━━ Available data
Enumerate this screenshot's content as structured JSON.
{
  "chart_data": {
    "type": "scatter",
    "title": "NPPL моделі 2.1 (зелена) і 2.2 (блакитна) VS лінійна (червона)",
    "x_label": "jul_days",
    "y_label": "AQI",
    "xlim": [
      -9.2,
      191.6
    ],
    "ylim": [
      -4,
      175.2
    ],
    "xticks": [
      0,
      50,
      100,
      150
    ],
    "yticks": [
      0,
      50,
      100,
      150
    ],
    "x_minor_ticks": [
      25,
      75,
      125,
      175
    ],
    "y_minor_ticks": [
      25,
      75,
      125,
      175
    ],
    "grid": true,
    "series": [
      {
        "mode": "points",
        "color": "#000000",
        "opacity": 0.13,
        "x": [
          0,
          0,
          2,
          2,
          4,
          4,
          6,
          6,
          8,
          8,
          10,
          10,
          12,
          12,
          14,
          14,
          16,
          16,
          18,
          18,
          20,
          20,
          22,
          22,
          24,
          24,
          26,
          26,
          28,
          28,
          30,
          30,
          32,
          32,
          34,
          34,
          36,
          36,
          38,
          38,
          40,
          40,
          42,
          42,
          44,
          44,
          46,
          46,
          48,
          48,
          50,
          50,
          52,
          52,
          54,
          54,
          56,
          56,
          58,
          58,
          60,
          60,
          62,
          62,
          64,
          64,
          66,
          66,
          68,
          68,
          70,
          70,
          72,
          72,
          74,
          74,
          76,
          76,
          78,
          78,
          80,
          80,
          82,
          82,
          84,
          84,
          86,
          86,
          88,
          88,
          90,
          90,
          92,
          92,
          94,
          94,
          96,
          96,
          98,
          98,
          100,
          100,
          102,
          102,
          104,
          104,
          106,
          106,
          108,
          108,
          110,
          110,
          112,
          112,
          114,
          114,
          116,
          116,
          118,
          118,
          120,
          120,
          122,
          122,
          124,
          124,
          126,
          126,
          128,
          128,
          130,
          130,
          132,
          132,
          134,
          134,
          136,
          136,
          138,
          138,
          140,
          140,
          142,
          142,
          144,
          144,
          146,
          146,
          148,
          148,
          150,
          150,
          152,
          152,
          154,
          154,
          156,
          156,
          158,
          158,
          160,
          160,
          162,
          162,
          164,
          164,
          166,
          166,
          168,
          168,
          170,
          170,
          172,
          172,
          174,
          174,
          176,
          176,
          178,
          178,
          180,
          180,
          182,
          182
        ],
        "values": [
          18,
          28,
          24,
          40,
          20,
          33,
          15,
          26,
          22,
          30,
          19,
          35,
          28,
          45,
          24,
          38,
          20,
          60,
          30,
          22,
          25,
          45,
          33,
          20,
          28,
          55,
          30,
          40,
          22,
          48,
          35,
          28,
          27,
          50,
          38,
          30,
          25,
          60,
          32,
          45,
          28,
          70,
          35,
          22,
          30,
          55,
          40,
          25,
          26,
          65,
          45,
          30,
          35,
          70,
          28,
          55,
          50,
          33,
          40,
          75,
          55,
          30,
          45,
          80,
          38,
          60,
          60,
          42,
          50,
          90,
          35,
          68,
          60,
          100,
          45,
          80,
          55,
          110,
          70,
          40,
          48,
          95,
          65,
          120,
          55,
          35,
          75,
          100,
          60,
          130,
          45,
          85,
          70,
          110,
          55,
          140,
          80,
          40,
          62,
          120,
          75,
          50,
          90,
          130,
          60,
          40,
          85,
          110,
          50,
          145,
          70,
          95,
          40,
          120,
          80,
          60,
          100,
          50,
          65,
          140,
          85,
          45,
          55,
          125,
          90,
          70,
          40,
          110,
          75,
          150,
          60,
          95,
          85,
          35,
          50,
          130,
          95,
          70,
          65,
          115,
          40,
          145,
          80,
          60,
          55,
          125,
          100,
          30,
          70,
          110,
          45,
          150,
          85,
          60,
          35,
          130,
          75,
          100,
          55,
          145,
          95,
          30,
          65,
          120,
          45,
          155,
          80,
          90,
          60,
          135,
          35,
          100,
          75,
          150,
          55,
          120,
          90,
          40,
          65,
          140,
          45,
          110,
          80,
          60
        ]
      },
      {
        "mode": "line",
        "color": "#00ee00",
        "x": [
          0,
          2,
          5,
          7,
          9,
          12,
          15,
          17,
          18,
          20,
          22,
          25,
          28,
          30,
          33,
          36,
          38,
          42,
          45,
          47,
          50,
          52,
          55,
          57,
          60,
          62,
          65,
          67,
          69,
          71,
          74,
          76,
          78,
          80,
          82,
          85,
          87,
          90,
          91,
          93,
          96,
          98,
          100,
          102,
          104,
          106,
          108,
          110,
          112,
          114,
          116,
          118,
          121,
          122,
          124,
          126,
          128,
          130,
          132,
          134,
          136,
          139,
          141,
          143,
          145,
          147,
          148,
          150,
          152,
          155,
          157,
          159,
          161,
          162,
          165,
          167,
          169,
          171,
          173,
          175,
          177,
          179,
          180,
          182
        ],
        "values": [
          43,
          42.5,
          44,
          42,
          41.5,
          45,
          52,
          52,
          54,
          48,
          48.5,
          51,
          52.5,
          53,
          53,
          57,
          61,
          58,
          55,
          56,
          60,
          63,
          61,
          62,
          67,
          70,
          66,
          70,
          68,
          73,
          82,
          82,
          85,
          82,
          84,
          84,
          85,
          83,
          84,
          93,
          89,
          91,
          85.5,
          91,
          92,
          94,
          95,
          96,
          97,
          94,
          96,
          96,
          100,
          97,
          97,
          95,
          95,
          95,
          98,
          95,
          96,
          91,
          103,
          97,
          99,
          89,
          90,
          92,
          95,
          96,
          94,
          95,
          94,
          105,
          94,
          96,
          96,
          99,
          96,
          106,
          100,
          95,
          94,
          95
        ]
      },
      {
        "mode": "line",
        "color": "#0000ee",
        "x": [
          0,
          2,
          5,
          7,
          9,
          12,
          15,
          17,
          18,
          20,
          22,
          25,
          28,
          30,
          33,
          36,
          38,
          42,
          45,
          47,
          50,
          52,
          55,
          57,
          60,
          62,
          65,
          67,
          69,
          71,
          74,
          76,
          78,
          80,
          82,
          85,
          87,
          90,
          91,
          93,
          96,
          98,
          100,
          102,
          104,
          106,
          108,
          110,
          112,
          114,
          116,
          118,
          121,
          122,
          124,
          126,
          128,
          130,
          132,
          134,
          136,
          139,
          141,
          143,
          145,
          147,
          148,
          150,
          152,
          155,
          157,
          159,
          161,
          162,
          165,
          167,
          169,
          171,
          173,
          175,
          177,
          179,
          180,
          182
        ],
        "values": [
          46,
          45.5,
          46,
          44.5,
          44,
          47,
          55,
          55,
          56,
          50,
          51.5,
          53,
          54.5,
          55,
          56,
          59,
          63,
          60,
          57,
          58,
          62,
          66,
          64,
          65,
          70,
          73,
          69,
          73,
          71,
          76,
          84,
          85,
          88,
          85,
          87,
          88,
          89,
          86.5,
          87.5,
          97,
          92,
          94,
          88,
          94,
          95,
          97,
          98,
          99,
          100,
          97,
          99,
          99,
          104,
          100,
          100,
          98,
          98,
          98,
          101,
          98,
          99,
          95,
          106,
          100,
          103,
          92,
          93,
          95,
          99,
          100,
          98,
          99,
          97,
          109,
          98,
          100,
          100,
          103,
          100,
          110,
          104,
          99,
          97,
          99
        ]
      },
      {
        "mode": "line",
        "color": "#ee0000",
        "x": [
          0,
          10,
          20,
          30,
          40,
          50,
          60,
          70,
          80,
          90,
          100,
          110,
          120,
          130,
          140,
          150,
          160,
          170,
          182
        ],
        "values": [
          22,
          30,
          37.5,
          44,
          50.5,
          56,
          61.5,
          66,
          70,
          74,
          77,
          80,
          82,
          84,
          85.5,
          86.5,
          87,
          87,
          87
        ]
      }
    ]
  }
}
━━━━
[Given exercise]: Type out the entries again, word for word.

[Task response]:
Enumerate this screenshot's content as structured JSON.
{
  "chart_data": {
    "type": "scatter",
    "title": "NPPL моделі 2.1 (зелена) і 2.2 (блакитна) VS лінійна (червона)",
    "x_label": "jul_days",
    "y_label": "AQI",
    "xlim": [
      -9.2,
      191.6
    ],
    "ylim": [
      -4,
      175.2
    ],
    "xticks": [
      0,
      50,
      100,
      150
    ],
    "yticks": [
      0,
      50,
      100,
      150
    ],
    "x_minor_ticks": [
      25,
      75,
      125,
      175
    ],
    "y_minor_ticks": [
      25,
      75,
      125,
      175
    ],
    "grid": true,
    "series": [
      {
        "mode": "points",
        "color": "#000000",
        "opacity": 0.13,
        "x": [
          0,
          0,
          2,
          2,
          4,
          4,
          6,
          6,
          8,
          8,
          10,
          10,
          12,
          12,
          14,
          14,
          16,
          16,
          18,
          18,
          20,
          20,
          22,
          22,
          24,
          24,
          26,
          26,
          28,
          28,
          30,
          30,
          32,
          32,
          34,
          34,
          36,
          36,
          38,
          38,
          40,
          40,
          42,
          42,
          44,
          44,
          46,
          46,
          48,
          48,
          50,
          50,
          52,
          52,
          54,
          54,
          56,
          56,
          58,
          58,
          60,
          60,
          62,
          62,
          64,
          64,
          66,
          66,
          68,
          68,
          70,
          70,
          72,
          72,
          74,
          74,
          76,
          76,
          78,
          78,
          80,
          80,
          82,
          82,
          84,
          84,
          86,
          86,
          88,
          88,
          90,
          90,
          92,
          92,
          94,
          94,
          96,
          96,
          98,
          98,
          100,
          100,
          102,
          102,
          104,
          104,
          106,
          106,
          108,
          108,
          110,
          110,
          112,
          112,
          114,
          114,
          116,
          116,
          118,
          118,
          120,
          120,
          122,
          122,
          124,
          124,
          126,
          126,
          128,
          128,
          130,
          130,
          132,
          132,
          134,
          134,
          136,
          136,
          138,
          138,
          140,
          140,
          142,
          142,
          144,
          144,
          146,
          146,
          148,
          148,
          150,
          150,
          152,
          152,
          154,
          154,
          156,
          156,
          158,
          158,
          160,
          160,
          162,
          162,
          164,
          164,
          166,
          166,
          168,
          168,
          170,
          170,
          172,
          172,
          174,
          174,
          176,
          176,
          178,
          178,
          180,
          180,
          182,
          182
        ],
        "values": [
          18,
          28,
          24,
          40,
          20,
          33,
          15,
          26,
          22,
          30,
          19,
          35,
          28,
          45,
          24,
          38,
          20,
          60,
          30,
          22,
          25,
          45,
          33,
          20,
          28,
          55,
          30,
          40,
          22,
          48,
          35,
          28,
          27,
          50,
          38,
          30,
          25,
          60,
          32,
          45,
          28,
          70,
          35,
          22,
          30,
          55,
          40,
          25,
          26,
          65,
          45,
          30,
          35,
          70,
          28,
          55,
          50,
          33,
          40,
          75,
          55,
          30,
          45,
          80,
          38,
          60,
          60,
          42,
          50,
          90,
          35,
          68,
          60,
          100,
          45,
          80,
          55,
          110,
          70,
          40,
          48,
          95,
          65,
          120,
          55,
          35,
          75,
          100,
          60,
          130,
          45,
          85,
          70,
          110,
          55,
          140,
          80,
          40,
          62,
          120,
          75,
          50,
          90,
          130,
          60,
          40,
          85,
          110,
          50,
          145,
          70,
          95,
          40,
          120,
          80,
          60,
          100,
          50,
          65,
          140,
          85,
          45,
          55,
          125,
          90,
          70,
          40,
          110,
          75,
          150,
          60,
          95,
          85,
          35,
          50,
          130,
          95,
          70,
          65,
          115,
          40,
          145,
          80,
          60,
          55,
          125,
          100,
          30,
          70,
          110,
          45,
          150,
          85,
          60,
          35,
          130,
          75,
          100,
          55,
          145,
          95,
          30,
          65,
          120,
          45,
          155,
          80,
          90,
          60,
          135,
          35,
          100,
          75,
          150,
          55,
          120,
          90,
          40,
          65,
          140,
          45,
          110,
          80,
          60
        ]
      },
      {
        "mode": "line",
        "color": "#00ee00",
        "x": [
          0,
          2,
          5,
          7,
          9,
          12,
          15,
          17,
          18,
          20,
          22,
          25,
          28,
          30,
          33,
          36,
          38,
          42,
          45,
          47,
          50,
          52,
          55,
          57,
          60,
          62,
          65,
          67,
          69,
          71,
          74,
          76,
          78,
          80,
          82,
          85,
          87,
          90,
          91,
          93,
          96,
          98,
          100,
          102,
          104,
          106,
          108,
          110,
          112,
          114,
          116,
          118,
          121,
          122,
          124,
          126,
          128,
          130,
          132,
          134,
          136,
          139,
          141,
          143,
          145,
          147,
          148,
          150,
          152,
          155,
          157,
          159,
          161,
          162,
          165,
          167,
          169,
          171,
          173,
          175,
          177,
          179,
          180,
          182
        ],
        "values": [
          43,
          42.5,
          44,
          42,
          41.5,
          45,
          52,
          52,
          54,
          48,
          48.5,
          51,
          52.5,
          53,
          53,
          57,
          61,
          58,
          55,
          56,
          60,
          63,
          61,
          62,
          67,
          70,
          66,
          70,
          68,
          73,
          82,
          82,
          85,
          82,
          84,
          84,
          85,
          83,
          84,
          93,
          89,
          91,
          85.5,
          91,
          92,
          94,
          95,
          96,
          97,
          94,
          96,
          96,
          100,
          97,
          97,
          95,
          95,
          95,
          98,
          95,
          96,
          91,
          103,
          97,
          99,
          89,
          90,
          92,
          95,
          96,
          94,
          95,
          94,
          105,
          94,
          96,
          96,
          99,
          96,
          106,
          100,
          95,
          94,
          95
        ]
      },
      {
        "mode": "line",
        "color": "#0000ee",
        "x": [
          0,
          2,
          5,
          7,
          9,
          12,
          15,
          17,
          18,
          20,
          22,
          25,
          28,
          30,
          33,
          36,
          38,
          42,
          45,
          47,
          50,
          52,
          55,
          57,
          60,
          62,
          65,
          67,
          69,
          71,
          74,
          76,
          78,
          80,
          82,
          85,
          87,
          90,
          91,
          93,
          96,
          98,
          100,
          102,
          104,
          106,
          108,
          110,
          112,
          114,
          116,
          118,
          121,
          122,
          124,
          126,
          128,
          130,
          132,
          134,
          136,
          139,
          141,
          143,
          145,
          147,
          148,
          150,
          152,
          155,
          157,
          159,
          161,
          162,
          165,
          167,
          169,
          171,
          173,
          175,
          177,
          179,
          180,
          182
        ],
        "values": [
          46,
          45.5,
          46,
          44.5,
          44,
          47,
          55,
          55,
          56,
          50,
          51.5,
          53,
          54.5,
          55,
          56,
          59,
          63,
          60,
          57,
          58,
          62,
          66,
          64,
          65,
          70,
          73,
          69,
          73,
          71,
          76,
          84,
          85,
          88,
          85,
          87,
          88,
          89,
          86.5,
          87.5,
          97,
          92,
          94,
          88,
          94,
          95,
          97,
          98,
          99,
          100,
          97,
          99,
          99,
          104,
          100,
          100,
          98,
          98,
          98,
          101,
          98,
          99,
          95,
          106,
          100,
          103,
          92,
          93,
          95,
          99,
          100,
          98,
          99,
          97,
          109,
          98,
          100,
          100,
          103,
          100,
          110,
          104,
          99,
          97,
          99
        ]
      },
      {
        "mode": "line",
        "color": "#ee0000",
        "x": [
          0,
          10,
          20,
          30,
          40,
          50,
          60,
          70,
          80,
          90,
          100,
          110,
          120,
          130,
          140,
          150,
          160,
          170,
          182
        ],
        "values": [
          22,
          30,
          37.5,
          44,
          50.5,
          56,
          61.5,
          66,
          70,
          74,
          77,
          80,
          82,
          84,
          85.5,
          86.5,
          87,
          87,
          87
        ]
      }
    ]
  }
}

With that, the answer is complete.